-- start Supplied data --

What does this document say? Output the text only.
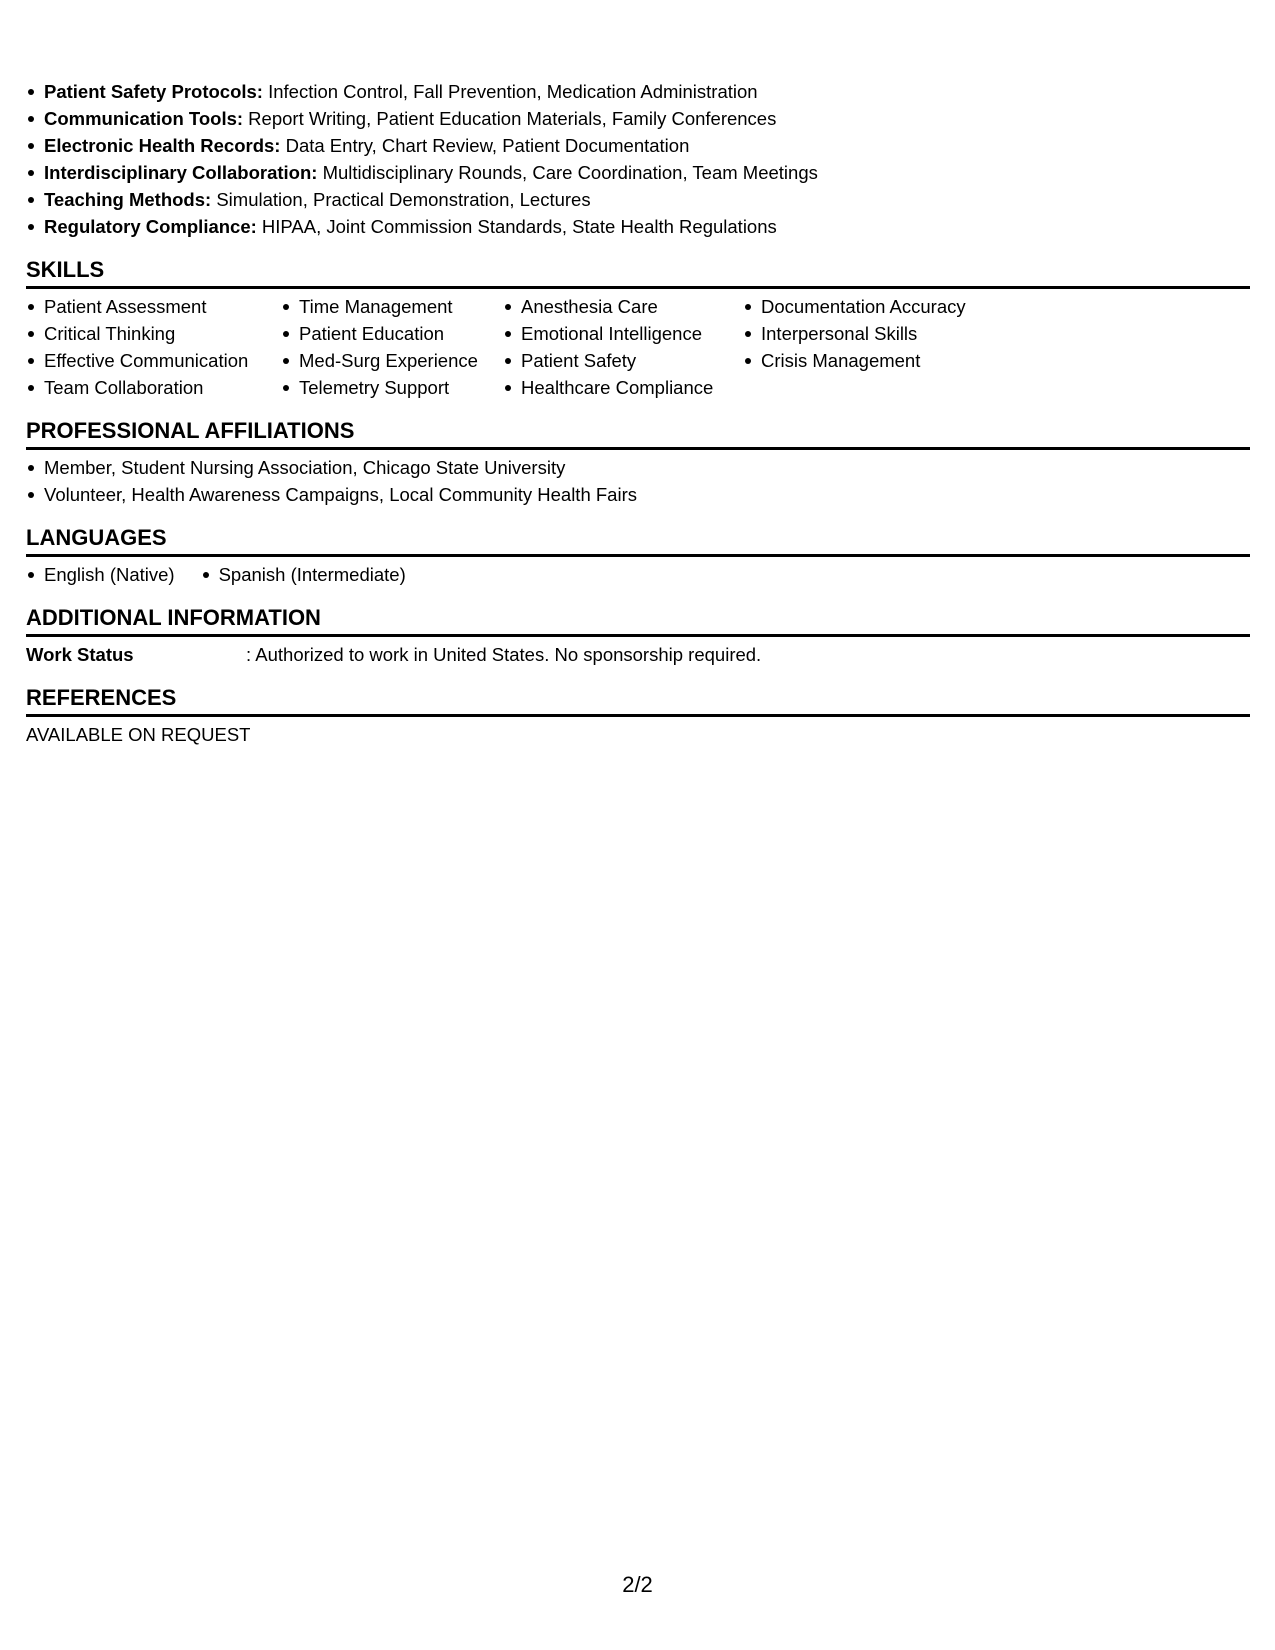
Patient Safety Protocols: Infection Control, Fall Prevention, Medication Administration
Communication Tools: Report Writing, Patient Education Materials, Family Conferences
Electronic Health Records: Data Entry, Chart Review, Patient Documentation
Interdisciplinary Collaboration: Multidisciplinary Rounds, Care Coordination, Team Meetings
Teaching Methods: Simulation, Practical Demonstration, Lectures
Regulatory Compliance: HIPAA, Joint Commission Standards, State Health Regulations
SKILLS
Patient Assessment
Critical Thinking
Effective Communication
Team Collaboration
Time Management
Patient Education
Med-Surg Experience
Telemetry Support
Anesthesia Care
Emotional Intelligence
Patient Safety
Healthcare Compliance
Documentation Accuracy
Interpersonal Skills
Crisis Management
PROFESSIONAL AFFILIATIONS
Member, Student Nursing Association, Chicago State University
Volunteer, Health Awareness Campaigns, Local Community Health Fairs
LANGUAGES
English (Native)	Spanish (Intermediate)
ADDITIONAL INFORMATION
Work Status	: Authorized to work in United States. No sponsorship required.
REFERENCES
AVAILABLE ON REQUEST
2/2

-- end Supplied data --

### What the exercise asks
Gather each line in these records that contains the string "Patient".

### Written solution
Patient Safety Protocols: Infection Control, Fall Prevention, Medication Administration
Communication Tools: Report Writing, Patient Education Materials, Family Conferences
Electronic Health Records: Data Entry, Chart Review, Patient Documentation
Patient Assessment
Patient Education
Patient Safety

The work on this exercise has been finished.